* **WHAT THE TASK REQUIRES**: Leave out any picture and return the remaining listing below exactly as given.

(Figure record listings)
<<<<

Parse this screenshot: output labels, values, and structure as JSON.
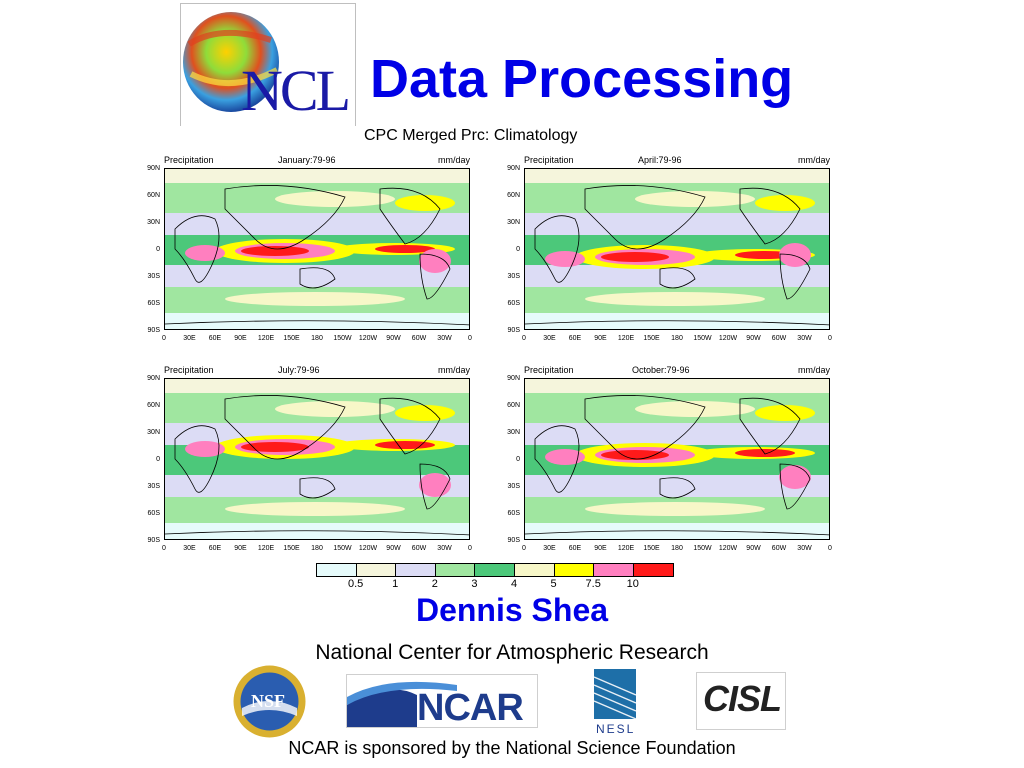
{
  "slide": {
    "title": "Data Processing",
    "author": "Dennis Shea",
    "institution": "National Center for Atmospheric Research",
    "sponsor_note": "NCAR is sponsored by the National Science Foundation"
  },
  "logos": {
    "ncl": "NCL",
    "nsf": "NSF",
    "ncar": "NCAR",
    "nesl": "NESL",
    "cisl": "CISL"
  },
  "figure": {
    "title": "CPC Merged Prc: Climatology",
    "panels": [
      {
        "variable": "Precipitation",
        "period": "January:79-96",
        "units": "mm/day"
      },
      {
        "variable": "Precipitation",
        "period": "April:79-96",
        "units": "mm/day"
      },
      {
        "variable": "Precipitation",
        "period": "July:79-96",
        "units": "mm/day"
      },
      {
        "variable": "Precipitation",
        "period": "October:79-96",
        "units": "mm/day"
      }
    ],
    "lat_ticks": [
      "90N",
      "60N",
      "30N",
      "0",
      "30S",
      "60S",
      "90S"
    ],
    "lon_ticks": [
      "0",
      "30E",
      "60E",
      "90E",
      "120E",
      "150E",
      "180",
      "150W",
      "120W",
      "90W",
      "60W",
      "30W",
      "0"
    ],
    "colorbar": {
      "labels": [
        "0.5",
        "1",
        "2",
        "3",
        "4",
        "5",
        "7.5",
        "10"
      ],
      "colors": [
        "#e6fbfb",
        "#f5f5dc",
        "#dcdcf5",
        "#a0e6a0",
        "#4cc87a",
        "#f7f7c8",
        "#ffff00",
        "#ff7fbf",
        "#ff1a1a"
      ]
    }
  }
}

>>>>

* **RESPONSE TO THIS EXERCISE**:
Parse this screenshot: output labels, values, and structure as JSON.
{
  "slide": {
    "title": "Data Processing",
    "author": "Dennis Shea",
    "institution": "National Center for Atmospheric Research",
    "sponsor_note": "NCAR is sponsored by the National Science Foundation"
  },
  "logos": {
    "ncl": "NCL",
    "nsf": "NSF",
    "ncar": "NCAR",
    "nesl": "NESL",
    "cisl": "CISL"
  },
  "figure": {
    "title": "CPC Merged Prc: Climatology",
    "panels": [
      {
        "variable": "Precipitation",
        "period": "January:79-96",
        "units": "mm/day"
      },
      {
        "variable": "Precipitation",
        "period": "April:79-96",
        "units": "mm/day"
      },
      {
        "variable": "Precipitation",
        "period": "July:79-96",
        "units": "mm/day"
      },
      {
        "variable": "Precipitation",
        "period": "October:79-96",
        "units": "mm/day"
      }
    ],
    "lat_ticks": [
      "90N",
      "60N",
      "30N",
      "0",
      "30S",
      "60S",
      "90S"
    ],
    "lon_ticks": [
      "0",
      "30E",
      "60E",
      "90E",
      "120E",
      "150E",
      "180",
      "150W",
      "120W",
      "90W",
      "60W",
      "30W",
      "0"
    ],
    "colorbar": {
      "labels": [
        "0.5",
        "1",
        "2",
        "3",
        "4",
        "5",
        "7.5",
        "10"
      ],
      "colors": [
        "#e6fbfb",
        "#f5f5dc",
        "#dcdcf5",
        "#a0e6a0",
        "#4cc87a",
        "#f7f7c8",
        "#ffff00",
        "#ff7fbf",
        "#ff1a1a"
      ]
    }
  }
}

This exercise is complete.